* GOAL:
Make an exact copy of all the entries, but do not reproduce the pictures.

* RECORD EXTRACTS:

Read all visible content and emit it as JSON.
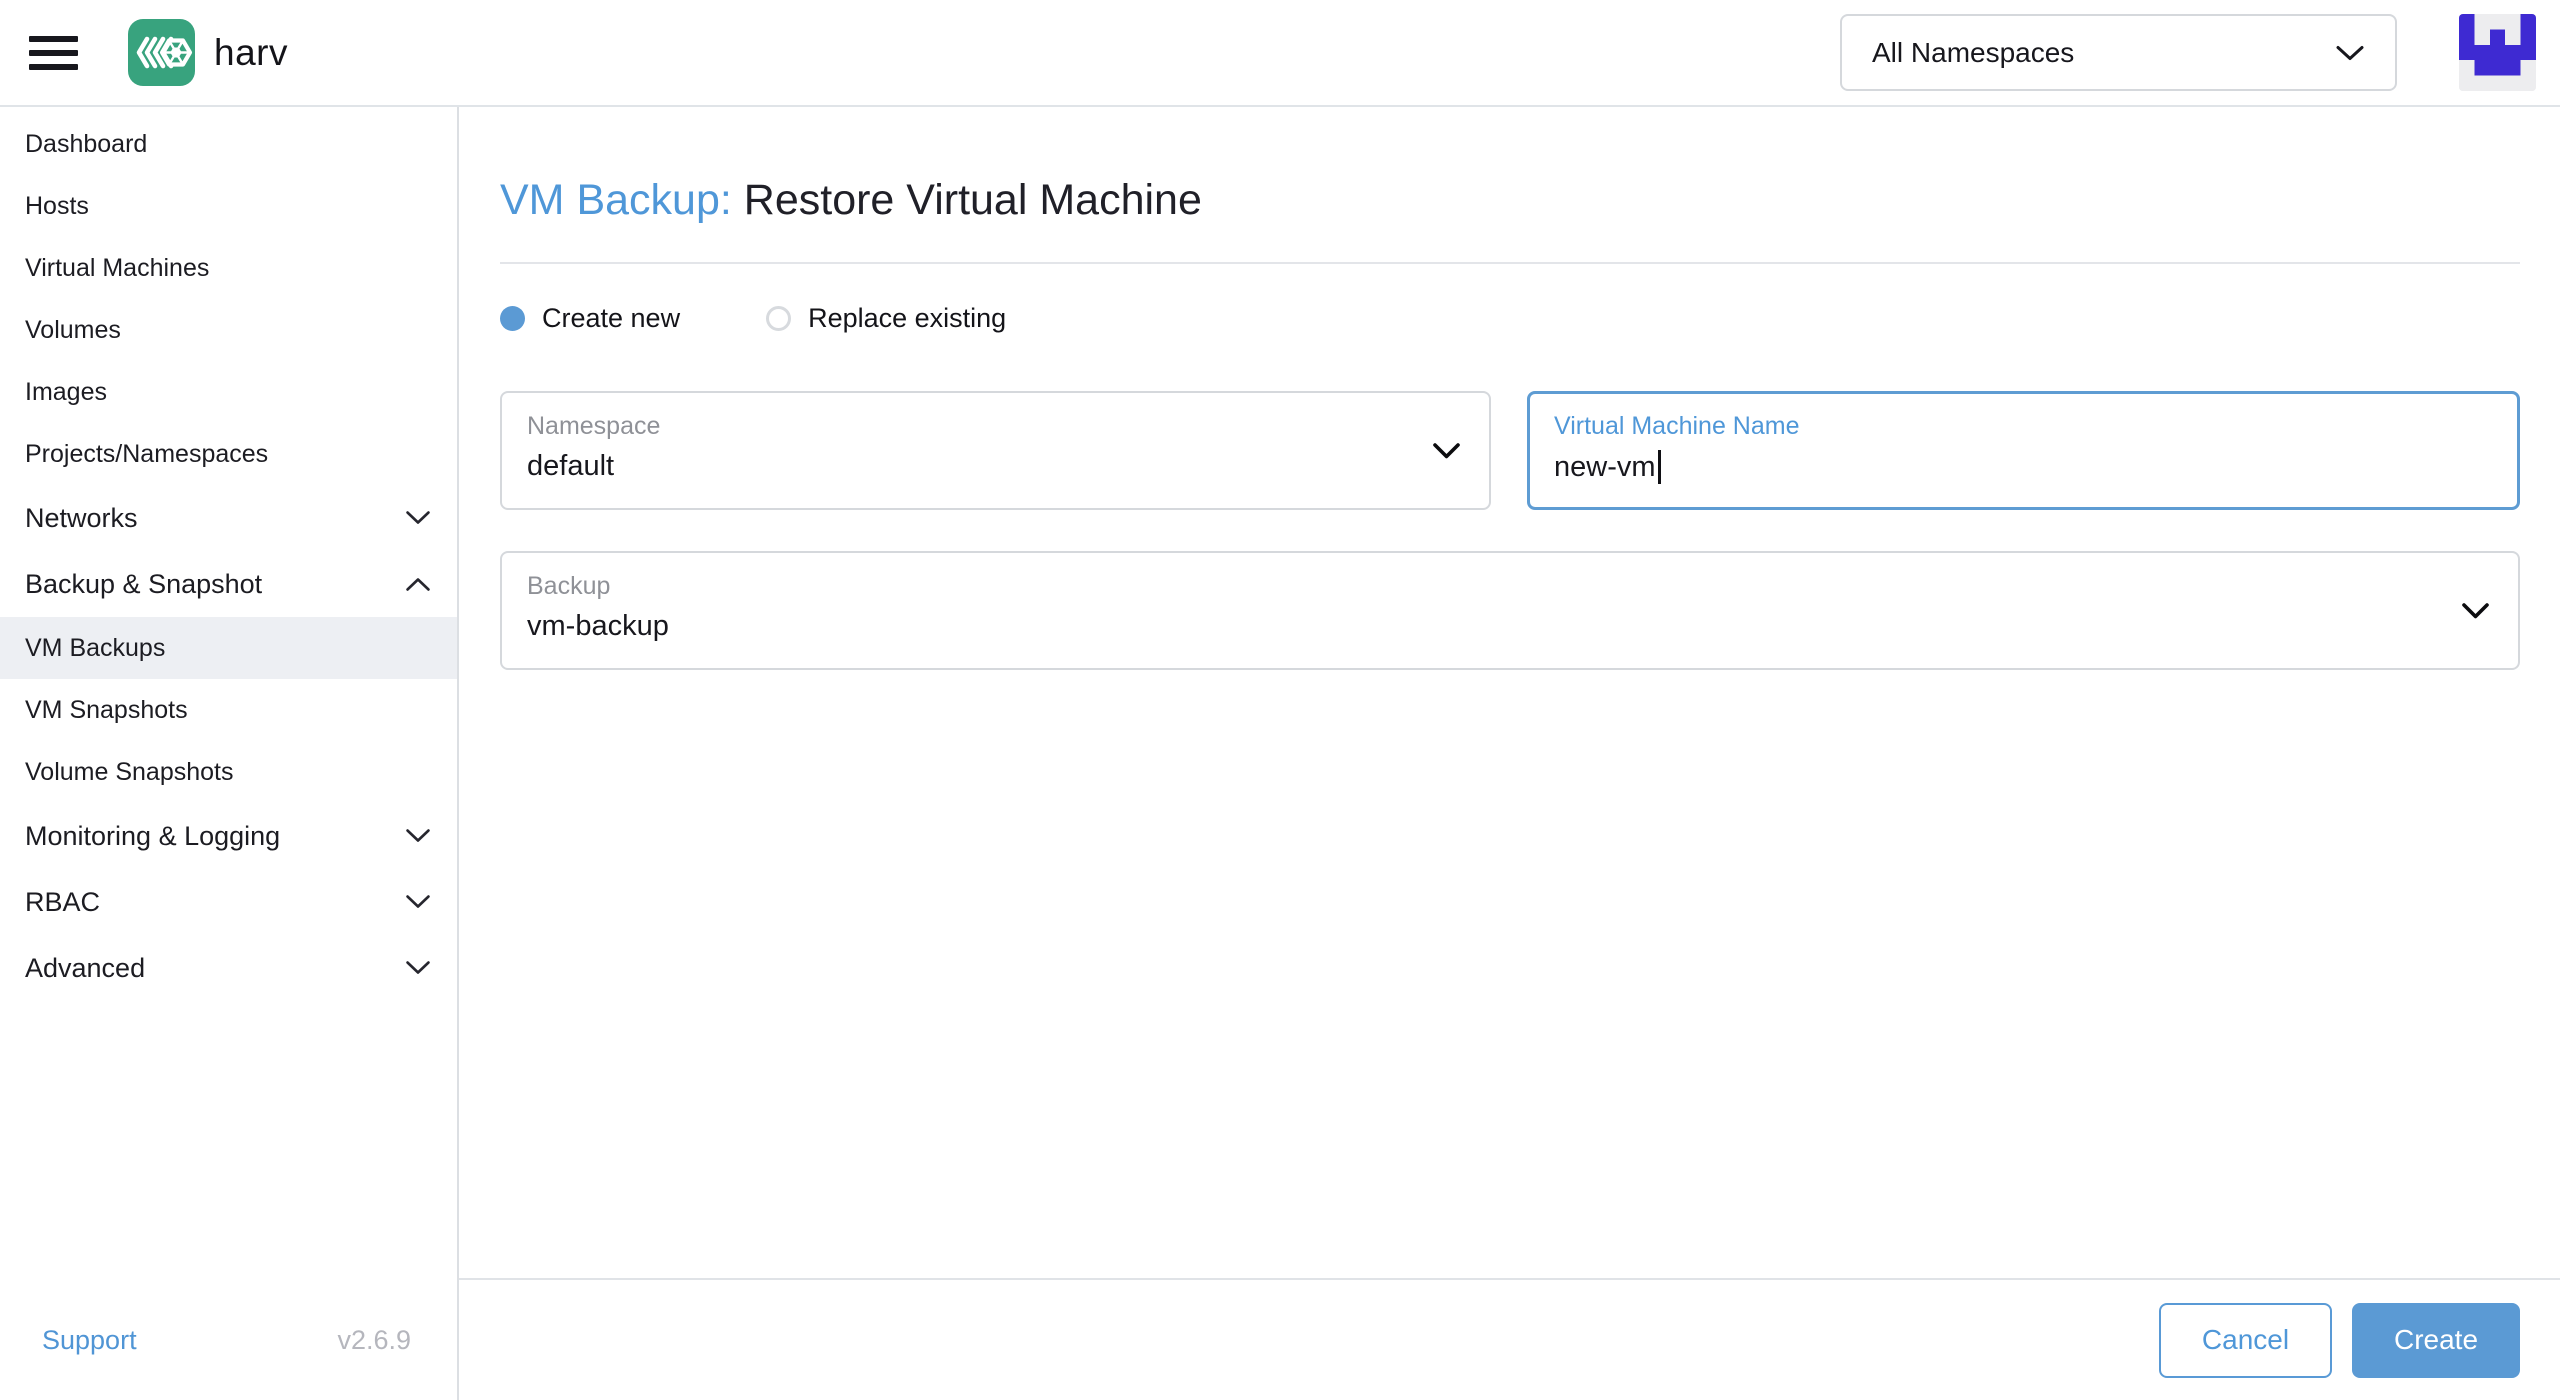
{
  "header": {
    "brand": "harv",
    "namespace_filter": "All Namespaces"
  },
  "sidebar": {
    "items": [
      {
        "label": "Dashboard",
        "type": "item",
        "selected": false
      },
      {
        "label": "Hosts",
        "type": "item",
        "selected": false
      },
      {
        "label": "Virtual Machines",
        "type": "item",
        "selected": false
      },
      {
        "label": "Volumes",
        "type": "item",
        "selected": false
      },
      {
        "label": "Images",
        "type": "item",
        "selected": false
      },
      {
        "label": "Projects/Namespaces",
        "type": "item",
        "selected": false
      },
      {
        "label": "Networks",
        "type": "group",
        "state": "collapsed"
      },
      {
        "label": "Backup & Snapshot",
        "type": "group",
        "state": "expanded"
      },
      {
        "label": "VM Backups",
        "type": "item",
        "selected": true
      },
      {
        "label": "VM Snapshots",
        "type": "item",
        "selected": false
      },
      {
        "label": "Volume Snapshots",
        "type": "item",
        "selected": false
      },
      {
        "label": "Monitoring & Logging",
        "type": "group",
        "state": "collapsed"
      },
      {
        "label": "RBAC",
        "type": "group",
        "state": "collapsed"
      },
      {
        "label": "Advanced",
        "type": "group",
        "state": "collapsed"
      }
    ],
    "footer": {
      "support": "Support",
      "version": "v2.6.9"
    }
  },
  "main": {
    "title_prefix": "VM Backup:",
    "title": "Restore Virtual Machine",
    "radios": [
      {
        "label": "Create new",
        "selected": true
      },
      {
        "label": "Replace existing",
        "selected": false
      }
    ],
    "fields": {
      "namespace": {
        "label": "Namespace",
        "value": "default"
      },
      "vm_name": {
        "label": "Virtual Machine Name",
        "value": "new-vm"
      },
      "backup": {
        "label": "Backup",
        "value": "vm-backup"
      }
    },
    "actions": {
      "cancel": "Cancel",
      "create": "Create"
    }
  },
  "colors": {
    "primary": "#5b9ad4",
    "logo_green": "#38a37e",
    "avatar_purple": "#3e2ad2",
    "selected_row_bg": "#edeff3"
  }
}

* TASK RESULT:
Read all visible content and emit it as JSON.
{
  "header": {
    "brand": "harv",
    "namespace_filter": "All Namespaces"
  },
  "sidebar": {
    "items": [
      {
        "label": "Dashboard",
        "type": "item",
        "selected": false
      },
      {
        "label": "Hosts",
        "type": "item",
        "selected": false
      },
      {
        "label": "Virtual Machines",
        "type": "item",
        "selected": false
      },
      {
        "label": "Volumes",
        "type": "item",
        "selected": false
      },
      {
        "label": "Images",
        "type": "item",
        "selected": false
      },
      {
        "label": "Projects/Namespaces",
        "type": "item",
        "selected": false
      },
      {
        "label": "Networks",
        "type": "group",
        "state": "collapsed"
      },
      {
        "label": "Backup & Snapshot",
        "type": "group",
        "state": "expanded"
      },
      {
        "label": "VM Backups",
        "type": "item",
        "selected": true
      },
      {
        "label": "VM Snapshots",
        "type": "item",
        "selected": false
      },
      {
        "label": "Volume Snapshots",
        "type": "item",
        "selected": false
      },
      {
        "label": "Monitoring & Logging",
        "type": "group",
        "state": "collapsed"
      },
      {
        "label": "RBAC",
        "type": "group",
        "state": "collapsed"
      },
      {
        "label": "Advanced",
        "type": "group",
        "state": "collapsed"
      }
    ],
    "footer": {
      "support": "Support",
      "version": "v2.6.9"
    }
  },
  "main": {
    "title_prefix": "VM Backup:",
    "title": "Restore Virtual Machine",
    "radios": [
      {
        "label": "Create new",
        "selected": true
      },
      {
        "label": "Replace existing",
        "selected": false
      }
    ],
    "fields": {
      "namespace": {
        "label": "Namespace",
        "value": "default"
      },
      "vm_name": {
        "label": "Virtual Machine Name",
        "value": "new-vm"
      },
      "backup": {
        "label": "Backup",
        "value": "vm-backup"
      }
    },
    "actions": {
      "cancel": "Cancel",
      "create": "Create"
    }
  },
  "colors": {
    "primary": "#5b9ad4",
    "logo_green": "#38a37e",
    "avatar_purple": "#3e2ad2",
    "selected_row_bg": "#edeff3"
  }
}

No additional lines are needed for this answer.